[Collected data]
----

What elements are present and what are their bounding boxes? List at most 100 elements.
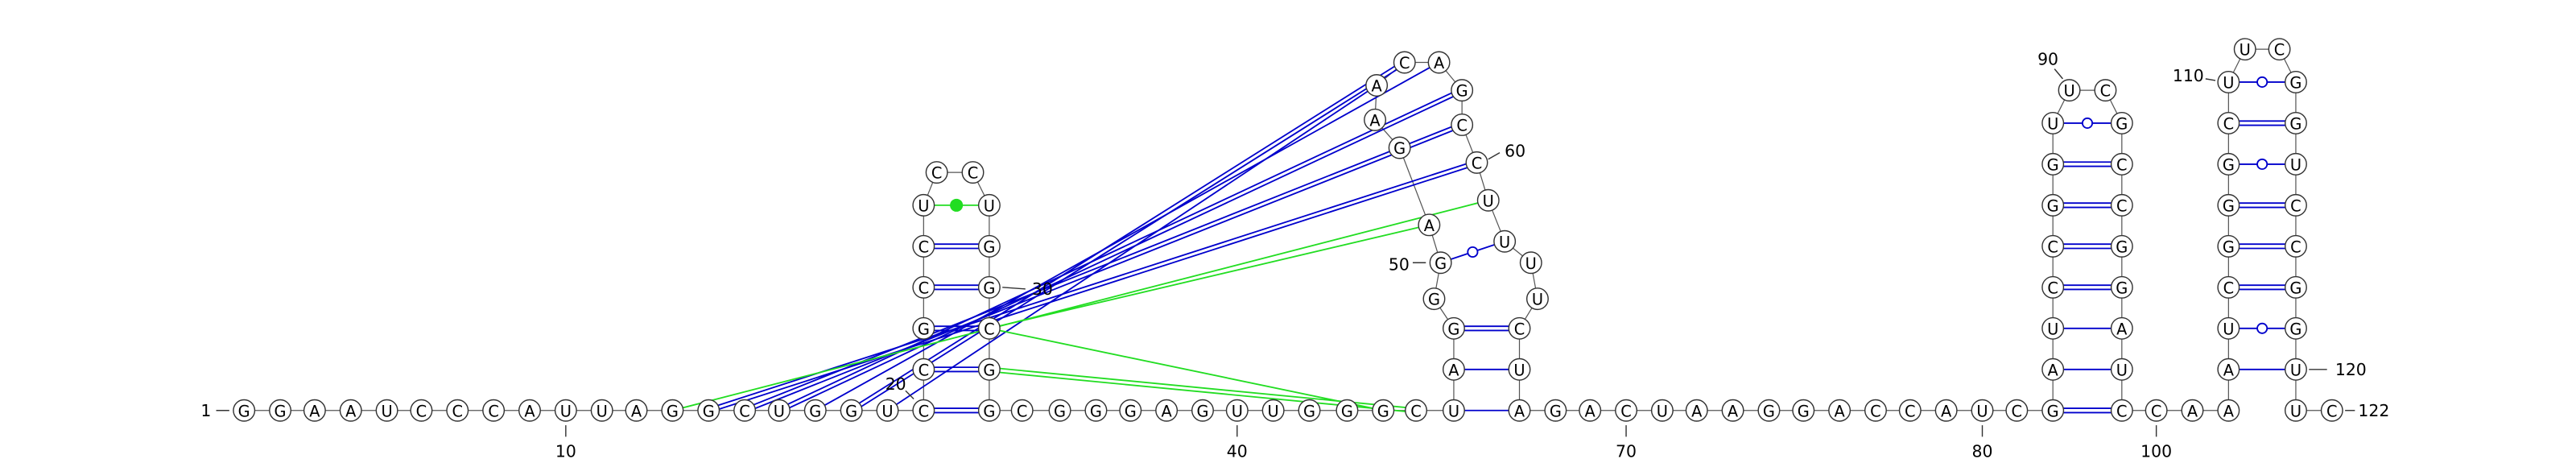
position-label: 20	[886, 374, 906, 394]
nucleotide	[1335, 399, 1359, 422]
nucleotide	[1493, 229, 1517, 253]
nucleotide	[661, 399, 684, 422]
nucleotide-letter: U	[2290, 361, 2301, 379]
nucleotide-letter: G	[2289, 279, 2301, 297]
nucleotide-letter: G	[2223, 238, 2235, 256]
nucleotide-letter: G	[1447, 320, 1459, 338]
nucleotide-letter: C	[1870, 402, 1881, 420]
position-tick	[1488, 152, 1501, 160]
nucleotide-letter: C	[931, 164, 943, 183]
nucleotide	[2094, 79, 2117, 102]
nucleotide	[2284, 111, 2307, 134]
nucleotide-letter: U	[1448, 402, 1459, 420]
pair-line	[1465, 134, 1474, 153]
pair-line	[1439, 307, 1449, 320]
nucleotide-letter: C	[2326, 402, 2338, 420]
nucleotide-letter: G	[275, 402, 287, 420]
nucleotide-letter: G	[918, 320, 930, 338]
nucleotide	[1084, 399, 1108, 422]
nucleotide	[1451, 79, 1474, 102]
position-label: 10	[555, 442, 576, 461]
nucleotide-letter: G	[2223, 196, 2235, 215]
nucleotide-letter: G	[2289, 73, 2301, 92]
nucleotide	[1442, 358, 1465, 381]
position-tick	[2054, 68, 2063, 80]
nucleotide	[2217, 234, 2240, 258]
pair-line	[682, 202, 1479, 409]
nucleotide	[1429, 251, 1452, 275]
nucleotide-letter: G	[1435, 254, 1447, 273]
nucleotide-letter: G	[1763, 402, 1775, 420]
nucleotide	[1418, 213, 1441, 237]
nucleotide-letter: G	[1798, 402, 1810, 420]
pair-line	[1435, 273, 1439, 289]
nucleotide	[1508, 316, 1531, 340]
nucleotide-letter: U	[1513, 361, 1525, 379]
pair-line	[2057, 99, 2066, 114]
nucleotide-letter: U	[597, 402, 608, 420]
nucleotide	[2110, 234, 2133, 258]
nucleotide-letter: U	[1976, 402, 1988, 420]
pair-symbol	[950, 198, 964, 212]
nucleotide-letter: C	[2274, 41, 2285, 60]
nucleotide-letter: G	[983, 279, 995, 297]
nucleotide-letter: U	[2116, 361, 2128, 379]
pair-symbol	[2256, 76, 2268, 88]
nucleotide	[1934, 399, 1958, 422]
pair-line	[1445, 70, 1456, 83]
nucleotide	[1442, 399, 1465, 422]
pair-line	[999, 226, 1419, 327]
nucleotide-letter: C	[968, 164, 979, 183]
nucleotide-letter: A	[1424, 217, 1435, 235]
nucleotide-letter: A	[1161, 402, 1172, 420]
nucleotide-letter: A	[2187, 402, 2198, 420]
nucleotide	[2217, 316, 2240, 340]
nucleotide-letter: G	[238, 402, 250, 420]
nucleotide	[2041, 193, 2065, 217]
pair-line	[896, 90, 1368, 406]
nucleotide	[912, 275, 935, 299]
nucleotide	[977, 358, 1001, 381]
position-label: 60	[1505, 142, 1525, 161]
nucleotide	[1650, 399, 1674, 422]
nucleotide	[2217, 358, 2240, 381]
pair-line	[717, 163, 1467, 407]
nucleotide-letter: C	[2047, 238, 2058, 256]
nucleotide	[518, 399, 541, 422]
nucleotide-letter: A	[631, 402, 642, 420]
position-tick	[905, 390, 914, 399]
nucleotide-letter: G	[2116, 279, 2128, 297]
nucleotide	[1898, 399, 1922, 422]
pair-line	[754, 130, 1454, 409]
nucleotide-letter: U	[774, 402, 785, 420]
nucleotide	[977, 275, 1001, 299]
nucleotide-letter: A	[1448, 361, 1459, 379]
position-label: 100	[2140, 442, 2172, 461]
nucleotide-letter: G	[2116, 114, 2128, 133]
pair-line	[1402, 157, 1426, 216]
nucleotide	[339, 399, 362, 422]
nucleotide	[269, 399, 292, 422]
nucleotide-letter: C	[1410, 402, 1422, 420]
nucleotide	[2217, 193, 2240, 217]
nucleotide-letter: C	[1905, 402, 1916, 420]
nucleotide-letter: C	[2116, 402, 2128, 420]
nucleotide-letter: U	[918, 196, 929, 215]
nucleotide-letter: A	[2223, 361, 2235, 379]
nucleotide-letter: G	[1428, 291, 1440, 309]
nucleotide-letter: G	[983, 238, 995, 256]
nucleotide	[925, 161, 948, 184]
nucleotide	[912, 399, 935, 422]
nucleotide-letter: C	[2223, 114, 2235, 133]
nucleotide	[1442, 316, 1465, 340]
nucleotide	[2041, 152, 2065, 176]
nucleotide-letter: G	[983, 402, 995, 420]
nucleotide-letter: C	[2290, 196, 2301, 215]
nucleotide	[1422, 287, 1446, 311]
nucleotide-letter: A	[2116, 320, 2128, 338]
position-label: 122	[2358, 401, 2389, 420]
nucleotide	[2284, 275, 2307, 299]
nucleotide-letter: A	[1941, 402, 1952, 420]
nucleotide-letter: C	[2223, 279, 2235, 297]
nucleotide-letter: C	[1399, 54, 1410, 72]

----

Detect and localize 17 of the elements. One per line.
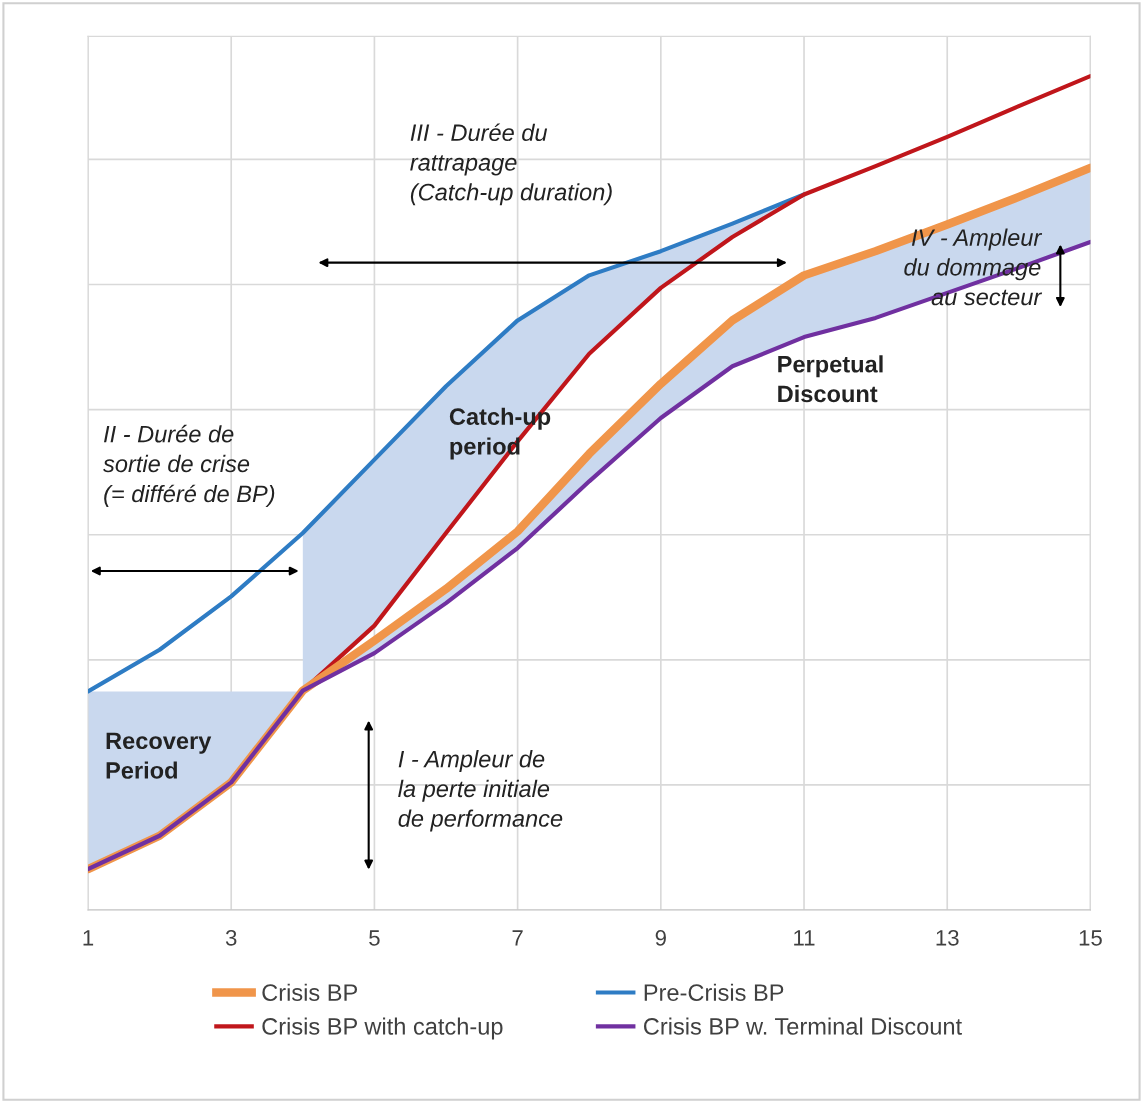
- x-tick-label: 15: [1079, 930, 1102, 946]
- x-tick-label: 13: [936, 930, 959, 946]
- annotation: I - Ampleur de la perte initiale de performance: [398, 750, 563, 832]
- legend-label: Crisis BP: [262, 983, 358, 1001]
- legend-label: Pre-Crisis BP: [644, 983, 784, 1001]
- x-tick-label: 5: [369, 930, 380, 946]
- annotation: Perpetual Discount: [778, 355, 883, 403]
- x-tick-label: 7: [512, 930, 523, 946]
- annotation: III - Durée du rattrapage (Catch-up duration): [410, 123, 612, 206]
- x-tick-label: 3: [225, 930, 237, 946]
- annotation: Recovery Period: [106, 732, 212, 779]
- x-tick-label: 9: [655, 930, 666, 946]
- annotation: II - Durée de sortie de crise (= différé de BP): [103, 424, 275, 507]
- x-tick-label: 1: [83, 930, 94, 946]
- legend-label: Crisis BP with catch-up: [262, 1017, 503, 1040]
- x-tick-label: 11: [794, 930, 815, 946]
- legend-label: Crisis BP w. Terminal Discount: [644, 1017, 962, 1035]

----

▸ Exercise requirements
Rewrite the entries that begin at the line containing "- x-tick-label: 15: [1079, 930, 1102, 946]" and stop after the line containing "- x-tick-label: 11: [794, 930, 815, 946]", updating "Recovery Period" to "Recovery Phase" and keeping everything else unchanged.

▸ Task solution
- x-tick-label: 15: [1079, 930, 1102, 946]
- x-tick-label: 13: [936, 930, 959, 946]
- annotation: I - Ampleur de la perte initiale de performance: [398, 750, 563, 832]
- legend-label: Crisis BP: [262, 983, 358, 1001]
- legend-label: Pre-Crisis BP: [644, 983, 784, 1001]
- x-tick-label: 5: [369, 930, 380, 946]
- annotation: Perpetual Discount: [778, 355, 883, 403]
- x-tick-label: 7: [512, 930, 523, 946]
- annotation: III - Durée du rattrapage (Catch-up duration): [410, 123, 612, 206]
- x-tick-label: 3: [225, 930, 237, 946]
- annotation: Recovery Phase: [106, 732, 212, 779]
- x-tick-label: 9: [655, 930, 666, 946]
- annotation: II - Durée de sortie de crise (= différé de BP): [103, 424, 275, 507]
- x-tick-label: 1: [83, 930, 94, 946]
- legend-label: Crisis BP with catch-up: [262, 1017, 503, 1040]
- x-tick-label: 11: [794, 930, 815, 946]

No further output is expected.